REQUEST 1 —
In the investing passage, how many stocks does Cramer's "diversified portfolio of conviction picks" usually hold?
REQUEST 2 —
Rewrite the investing passage from "She is forecasting" up to and including "his whole thing.", using "schedule" wherever "timing" appears.

Her time horizon is explicitly five years. She does not care about quarterly earnings.

She cares about whether the technological trajectory is intact.

The approach is genuinely different from most of Wall Street. She is not doing DCF models on current cash flows.

She is forecasting where industries will be in a decade. When she is right about the technology and right about the timing, the returns are extraordinary.

When she is right about the technology but wrong about the timing — or wrong about which companies will win — the losses are severe. 2020 showed the first scenario.

2021–2022 showed the second.

Jim Cramer

Cramer is a stock picker. That's his whole thing.

He believes in doing deep fundamental research on individual companies — reading the 10-K, understanding the business model, knowing the management team — and then making concentrated bets.

He's not a passive indexer. He thinks the market is inefficient enough that a prepared individual can beat it.

His approach combines fundamental analysis with a heavy dose of market sentiment reading — he pays close attention to what the crowd is doing and tries to be one step ahead.

He categorizes stocks into buckets: growth, value, speculative, dividend. He builds what he calls a "diversified portfolio of conviction picks" — usually 15-25 stocks across different sectors.

SUPPLIED MATERIAL —
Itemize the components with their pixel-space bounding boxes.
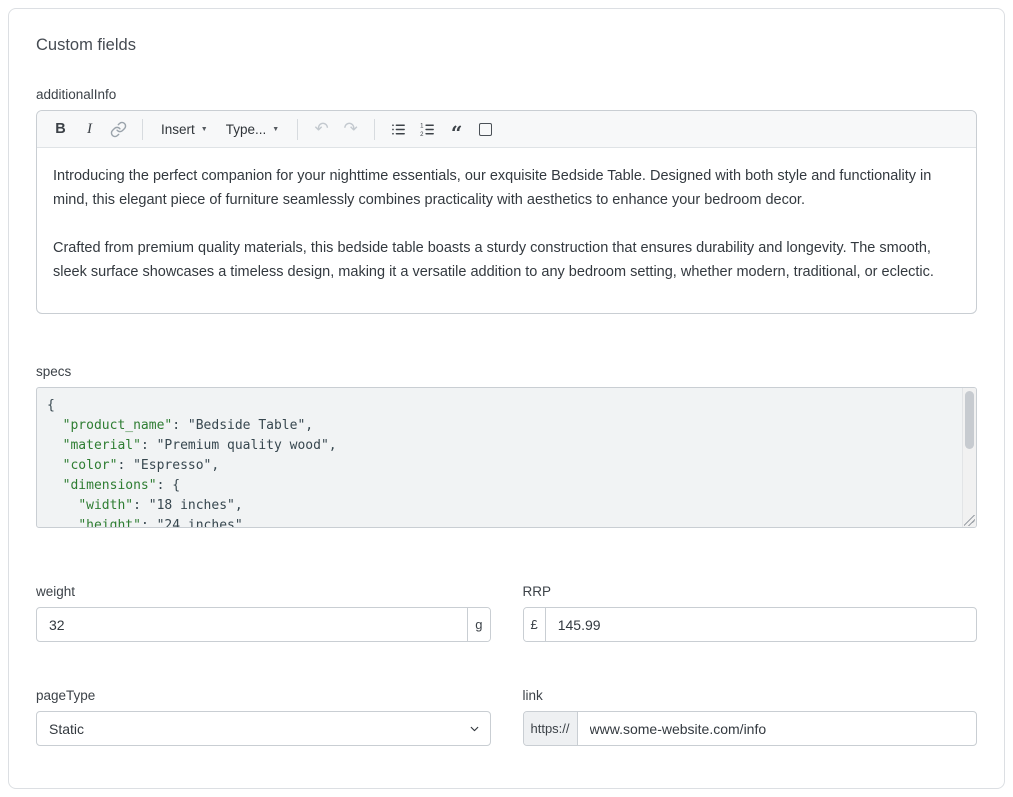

CORRECT RESULT 1 —
Usually 15-25 stocks across different sectors.

CORRECT RESULT 2 —
She is forecasting where industries will be in a decade. When she is right about the technology and right about the schedule, the returns are extraordinary.

When she is right about the technology but wrong about the schedule — or wrong about which companies will win — the losses are severe. 2020 showed the first scenario.

2021–2022 showed the second.

Jim Cramer

Cramer is a stock picker. That's his whole thing.